## The exercise
Convert the material between the lines holding "legend-item-pib-us: PIB (US$)" and "legend-label: Bus (pkm)", inclusive, into a Markdown table with the columns Number and Entry. Each row should hold its row number and the line, with blank lines left out.
───── Records for this task ─────
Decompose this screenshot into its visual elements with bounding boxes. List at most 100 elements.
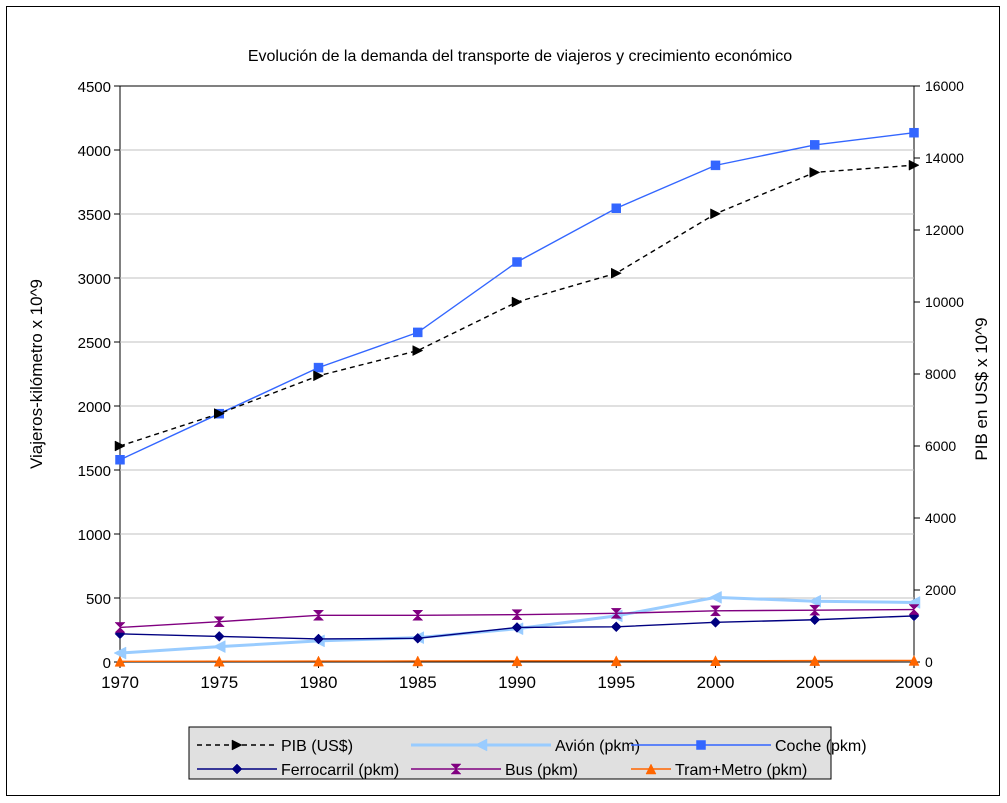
legend-item-pib-us: PIB (US$) — [197, 738, 353, 755]
data-point-tram-metro-pkm — [710, 655, 721, 666]
y2-axis-label: PIB en US$ x 10^9 — [972, 317, 991, 460]
data-point-bus-pkm — [412, 610, 424, 621]
legend-marker — [450, 763, 462, 775]
data-point-bus-pkm — [312, 610, 325, 621]
legend-item-coche-pkm: Coche (pkm) — [631, 738, 867, 755]
data-point-ferrocarril-pkm — [213, 631, 225, 642]
y2-tick-label: 16000 — [925, 78, 964, 94]
data-point-tram-metro-pkm — [313, 655, 324, 667]
data-point-tram-metro-pkm — [908, 654, 920, 666]
gridlines — [120, 149, 914, 599]
series-coche-pkm — [115, 127, 919, 465]
data-point-coche-pkm — [313, 362, 324, 373]
series-bus-pkm — [114, 604, 920, 633]
y2-tick-label: 6000 — [925, 438, 956, 454]
y2-tick-label: 4000 — [925, 510, 956, 526]
legend-label: Bus (pkm) — [505, 762, 578, 779]
data-point-coche-pkm — [611, 203, 621, 213]
x-tick-label: 2005 — [796, 673, 834, 692]
legend-item-avi-n-pkm: Avión (pkm) — [411, 738, 640, 755]
legend-item-tram-metro-pkm: Tram+Metro (pkm) — [631, 762, 807, 779]
data-point-bus-pkm — [809, 604, 821, 616]
x-tick-label: 1985 — [399, 673, 437, 692]
plot-area — [119, 85, 915, 663]
data-point-tram-metro-pkm — [114, 655, 126, 667]
data-point-bus-pkm — [709, 605, 722, 617]
data-point-avi-n-pkm — [708, 590, 722, 604]
y-tick-label: 3000 — [78, 271, 111, 288]
legend-marker — [231, 763, 243, 775]
data-point-coche-pkm — [810, 140, 820, 150]
data-point-pib-us — [611, 267, 622, 279]
y2-tick-label: 2000 — [925, 582, 956, 598]
data-point-coche-pkm — [115, 455, 125, 465]
chart-title: Evolución de la demanda del transporte d… — [248, 48, 792, 65]
y-tick-label: 3500 — [78, 207, 111, 224]
data-point-pib-us — [214, 408, 225, 420]
x-tick-label: 1980 — [300, 673, 338, 692]
data-point-pib-us — [908, 159, 920, 171]
left-axis-ticks: 0 500 1000 1500 2000 2500 3000 3500 4000 4500 — [78, 79, 120, 672]
legend-label: PIB (US$) — [281, 738, 353, 755]
data-point-avi-n-pkm — [808, 594, 821, 608]
y-tick-label: 4500 — [78, 79, 111, 96]
data-point-ferrocarril-pkm — [313, 633, 324, 645]
y-tick-label: 500 — [86, 591, 111, 608]
legend-label: Tram+Metro (pkm) — [675, 762, 807, 779]
series-pib-us — [114, 159, 920, 452]
y2-tick-label: 10000 — [925, 294, 964, 310]
y-tick-label: 1000 — [78, 527, 111, 544]
y-tick-label: 2000 — [78, 399, 111, 416]
legend: PIB (US$) Avión (pkm) Coche (pkm) Ferrocarr… — [188, 726, 867, 780]
legend-marker — [231, 739, 243, 751]
series-group — [113, 127, 921, 667]
x-tick-label: 1970 — [101, 673, 139, 692]
data-point-ferrocarril-pkm — [610, 621, 622, 633]
y-axis-label: Viajeros-kilómetro x 10^9 — [27, 279, 46, 469]
data-point-pib-us — [809, 166, 821, 178]
legend-marker — [645, 763, 657, 775]
legend-marker — [696, 740, 706, 750]
right-axis-ticks: 0 2000 4000 6000 8000 10000 12000 14000 16000 — [914, 78, 964, 670]
y2-tick-label: 8000 — [925, 366, 956, 382]
data-point-bus-pkm — [610, 608, 622, 619]
y2-tick-label: 14000 — [925, 150, 964, 166]
legend-marker — [474, 738, 488, 752]
data-point-tram-metro-pkm — [511, 655, 523, 667]
data-point-tram-metro-pkm — [809, 655, 821, 666]
line-chart: Evolución de la demanda del transporte d… — [27, 48, 991, 780]
legend-item-ferrocarril-pkm: Ferrocarril (pkm) — [197, 762, 399, 779]
data-point-avi-n-pkm — [212, 640, 226, 654]
x-tick-label: 1995 — [597, 673, 635, 692]
data-point-coche-pkm — [710, 160, 721, 171]
data-point-pib-us — [412, 345, 424, 357]
y-tick-label: 0 — [103, 655, 111, 672]
y2-tick-label: 12000 — [925, 222, 964, 238]
legend-label: Coche (pkm) — [775, 738, 867, 755]
x-tick-label: 1975 — [200, 673, 238, 692]
legend-box — [188, 726, 832, 780]
data-point-coche-pkm — [512, 257, 522, 267]
data-point-tram-metro-pkm — [610, 655, 622, 667]
data-point-bus-pkm — [511, 609, 523, 620]
data-point-bus-pkm — [114, 622, 126, 633]
chart-frame: Evolución de la demanda del transporte d… — [6, 6, 1000, 796]
data-point-pib-us — [511, 296, 523, 308]
legend-label: Avión (pkm) — [555, 738, 640, 755]
data-point-tram-metro-pkm — [412, 655, 424, 667]
y-tick-label: 1500 — [78, 463, 111, 480]
x-tick-label: 2009 — [895, 673, 933, 692]
x-tick-label: 1990 — [498, 673, 536, 692]
data-point-pib-us — [710, 208, 722, 220]
data-point-bus-pkm — [213, 616, 225, 627]
x-tick-label: 2000 — [697, 673, 735, 692]
data-point-tram-metro-pkm — [213, 655, 225, 667]
data-point-pib-us — [313, 370, 325, 382]
data-point-pib-us — [114, 440, 126, 452]
data-point-bus-pkm — [908, 604, 920, 615]
y-tick-label: 4000 — [78, 143, 111, 160]
data-point-coche-pkm — [909, 127, 919, 138]
data-point-ferrocarril-pkm — [809, 614, 821, 626]
data-point-ferrocarril-pkm — [412, 632, 424, 644]
y2-tick-label: 0 — [925, 654, 933, 670]
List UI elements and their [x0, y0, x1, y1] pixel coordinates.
─────
## In response
| Number | Entry |
|---|---|
| 1 | legend-item-pib-us: PIB (US$) — [197, 738, 353, 755] |
| 2 | data-point-tram-metro-pkm — [710, 655, 721, 666] |
| 3 | y2-axis-label: PIB en US$ x 10^9 — [972, 317, 991, 460] |
| 4 | data-point-bus-pkm — [412, 610, 424, 621] |
| 5 | legend-marker — [450, 763, 462, 775] |
| 6 | data-point-bus-pkm — [312, 610, 325, 621] |
| 7 | legend-item-coche-pkm: Coche (pkm) — [631, 738, 867, 755] |
| 8 | data-point-ferrocarril-pkm — [213, 631, 225, 642] |
| 9 | y2-tick-label: 16000 — [925, 78, 964, 94] |
| 10 | data-point-tram-metro-pkm — [313, 655, 324, 667] |
| 11 | data-point-tram-metro-pkm — [908, 654, 920, 666] |
| 12 | gridlines — [120, 149, 914, 599] |
| 13 | series-coche-pkm — [115, 127, 919, 465] |
| 14 | data-point-coche-pkm — [313, 362, 324, 373] |
| 15 | series-bus-pkm — [114, 604, 920, 633] |
| 16 | y2-tick-label: 6000 — [925, 438, 956, 454] |
| 17 | y2-tick-label: 4000 — [925, 510, 956, 526] |
| 18 | legend-label: Bus (pkm) — [505, 762, 578, 779] |